======== EXERCISE INPUT

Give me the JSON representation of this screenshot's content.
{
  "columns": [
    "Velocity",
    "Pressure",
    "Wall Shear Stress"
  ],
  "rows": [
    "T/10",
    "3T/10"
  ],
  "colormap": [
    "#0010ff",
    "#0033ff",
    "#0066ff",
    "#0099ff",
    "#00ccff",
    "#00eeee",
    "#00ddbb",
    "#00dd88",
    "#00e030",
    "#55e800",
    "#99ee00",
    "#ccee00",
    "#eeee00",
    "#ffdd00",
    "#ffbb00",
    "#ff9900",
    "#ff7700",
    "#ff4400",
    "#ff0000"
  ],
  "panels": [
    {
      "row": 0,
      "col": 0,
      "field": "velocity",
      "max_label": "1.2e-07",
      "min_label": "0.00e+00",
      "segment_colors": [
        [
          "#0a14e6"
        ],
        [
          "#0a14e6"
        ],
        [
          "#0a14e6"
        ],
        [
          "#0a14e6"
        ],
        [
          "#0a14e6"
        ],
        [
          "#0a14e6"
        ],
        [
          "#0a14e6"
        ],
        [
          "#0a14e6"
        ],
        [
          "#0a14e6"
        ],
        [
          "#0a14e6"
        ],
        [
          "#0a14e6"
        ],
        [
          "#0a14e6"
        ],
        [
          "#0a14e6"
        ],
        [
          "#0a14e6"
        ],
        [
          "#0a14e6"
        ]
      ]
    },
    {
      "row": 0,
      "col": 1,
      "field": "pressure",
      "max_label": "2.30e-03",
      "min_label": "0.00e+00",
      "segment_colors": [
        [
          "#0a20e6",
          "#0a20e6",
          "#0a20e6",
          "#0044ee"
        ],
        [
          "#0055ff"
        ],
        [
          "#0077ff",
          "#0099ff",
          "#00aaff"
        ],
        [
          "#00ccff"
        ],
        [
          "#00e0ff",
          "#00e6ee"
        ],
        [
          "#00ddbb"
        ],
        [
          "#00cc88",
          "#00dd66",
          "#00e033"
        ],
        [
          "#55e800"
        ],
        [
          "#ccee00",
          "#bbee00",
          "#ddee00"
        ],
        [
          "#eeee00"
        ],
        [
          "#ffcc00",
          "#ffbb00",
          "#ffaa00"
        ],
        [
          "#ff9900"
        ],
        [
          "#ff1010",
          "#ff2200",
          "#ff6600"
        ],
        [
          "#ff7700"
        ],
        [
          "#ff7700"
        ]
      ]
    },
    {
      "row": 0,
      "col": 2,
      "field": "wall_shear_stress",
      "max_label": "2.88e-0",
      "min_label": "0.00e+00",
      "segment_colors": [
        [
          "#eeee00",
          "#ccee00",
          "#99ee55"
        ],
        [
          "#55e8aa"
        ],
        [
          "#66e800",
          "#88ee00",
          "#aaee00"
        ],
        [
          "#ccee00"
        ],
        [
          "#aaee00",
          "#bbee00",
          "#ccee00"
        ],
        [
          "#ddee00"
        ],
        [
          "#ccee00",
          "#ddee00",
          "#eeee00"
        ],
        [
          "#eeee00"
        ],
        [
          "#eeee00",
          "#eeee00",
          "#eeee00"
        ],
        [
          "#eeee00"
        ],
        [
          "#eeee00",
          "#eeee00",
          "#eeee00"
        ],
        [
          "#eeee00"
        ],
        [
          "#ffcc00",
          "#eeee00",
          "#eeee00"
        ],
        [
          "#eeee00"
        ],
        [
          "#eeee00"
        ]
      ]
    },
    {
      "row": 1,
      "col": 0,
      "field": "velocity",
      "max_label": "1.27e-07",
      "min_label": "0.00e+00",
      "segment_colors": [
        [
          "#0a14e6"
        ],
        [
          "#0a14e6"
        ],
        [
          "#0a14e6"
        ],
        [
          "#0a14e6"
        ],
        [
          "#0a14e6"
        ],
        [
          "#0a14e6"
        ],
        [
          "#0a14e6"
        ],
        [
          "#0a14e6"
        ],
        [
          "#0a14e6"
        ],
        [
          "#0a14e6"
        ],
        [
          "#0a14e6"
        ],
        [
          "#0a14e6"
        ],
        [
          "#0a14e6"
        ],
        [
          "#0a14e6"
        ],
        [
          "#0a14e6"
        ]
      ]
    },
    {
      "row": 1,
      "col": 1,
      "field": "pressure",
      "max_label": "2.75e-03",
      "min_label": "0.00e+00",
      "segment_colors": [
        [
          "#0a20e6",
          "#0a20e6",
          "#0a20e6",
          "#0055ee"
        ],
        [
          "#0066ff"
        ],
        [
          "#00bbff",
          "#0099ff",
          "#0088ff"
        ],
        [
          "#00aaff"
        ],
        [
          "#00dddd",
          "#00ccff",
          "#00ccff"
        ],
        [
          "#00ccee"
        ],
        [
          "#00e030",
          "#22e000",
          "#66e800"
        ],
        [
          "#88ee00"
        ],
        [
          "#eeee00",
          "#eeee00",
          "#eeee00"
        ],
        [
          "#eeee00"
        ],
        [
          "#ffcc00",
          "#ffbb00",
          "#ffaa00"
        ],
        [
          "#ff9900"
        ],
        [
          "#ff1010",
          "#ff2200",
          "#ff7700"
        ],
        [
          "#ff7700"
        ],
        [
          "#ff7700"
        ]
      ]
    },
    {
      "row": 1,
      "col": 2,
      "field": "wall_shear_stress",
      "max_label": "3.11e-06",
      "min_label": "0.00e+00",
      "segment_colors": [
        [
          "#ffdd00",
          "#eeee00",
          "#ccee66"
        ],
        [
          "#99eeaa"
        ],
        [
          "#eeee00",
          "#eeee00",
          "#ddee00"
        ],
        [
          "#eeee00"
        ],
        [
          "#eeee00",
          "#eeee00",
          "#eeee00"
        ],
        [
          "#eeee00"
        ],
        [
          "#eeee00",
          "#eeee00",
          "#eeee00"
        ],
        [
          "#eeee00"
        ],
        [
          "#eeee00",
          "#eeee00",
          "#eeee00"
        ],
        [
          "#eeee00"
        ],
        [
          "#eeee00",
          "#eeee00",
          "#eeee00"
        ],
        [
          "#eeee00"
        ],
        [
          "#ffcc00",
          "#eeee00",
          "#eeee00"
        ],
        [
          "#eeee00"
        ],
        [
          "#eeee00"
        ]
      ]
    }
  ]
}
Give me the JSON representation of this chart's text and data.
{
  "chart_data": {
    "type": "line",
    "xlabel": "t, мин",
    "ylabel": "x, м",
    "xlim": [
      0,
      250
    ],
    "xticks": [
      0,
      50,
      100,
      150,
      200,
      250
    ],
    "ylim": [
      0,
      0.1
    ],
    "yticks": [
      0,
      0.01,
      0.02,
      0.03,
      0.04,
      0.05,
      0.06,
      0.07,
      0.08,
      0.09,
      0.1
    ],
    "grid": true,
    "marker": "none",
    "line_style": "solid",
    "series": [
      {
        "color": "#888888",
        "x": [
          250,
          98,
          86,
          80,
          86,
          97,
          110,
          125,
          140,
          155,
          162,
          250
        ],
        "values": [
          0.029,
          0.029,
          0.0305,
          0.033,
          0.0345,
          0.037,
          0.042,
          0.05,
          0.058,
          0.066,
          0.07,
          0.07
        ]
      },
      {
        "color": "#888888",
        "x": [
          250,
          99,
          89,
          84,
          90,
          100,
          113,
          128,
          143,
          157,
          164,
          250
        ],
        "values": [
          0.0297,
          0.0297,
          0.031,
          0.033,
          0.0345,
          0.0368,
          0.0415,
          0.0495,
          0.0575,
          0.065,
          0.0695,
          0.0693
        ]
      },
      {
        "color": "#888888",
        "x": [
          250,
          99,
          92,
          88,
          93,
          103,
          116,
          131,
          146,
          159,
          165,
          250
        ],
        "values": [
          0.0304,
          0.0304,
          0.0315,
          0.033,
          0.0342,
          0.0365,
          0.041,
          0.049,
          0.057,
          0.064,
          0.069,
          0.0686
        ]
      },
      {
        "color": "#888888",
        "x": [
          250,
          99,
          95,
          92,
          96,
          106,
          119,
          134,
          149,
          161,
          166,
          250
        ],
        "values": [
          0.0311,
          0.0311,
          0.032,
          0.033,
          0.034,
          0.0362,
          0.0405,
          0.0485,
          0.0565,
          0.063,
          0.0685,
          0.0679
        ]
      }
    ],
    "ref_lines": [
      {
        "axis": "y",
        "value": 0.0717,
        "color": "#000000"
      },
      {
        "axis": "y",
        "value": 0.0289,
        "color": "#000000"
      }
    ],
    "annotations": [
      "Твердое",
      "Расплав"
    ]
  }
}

================

Search the data for the word "Give" and copy each line where it appears.

Give me the JSON representation of this screenshot's content.
Give me the JSON representation of this chart's text and data.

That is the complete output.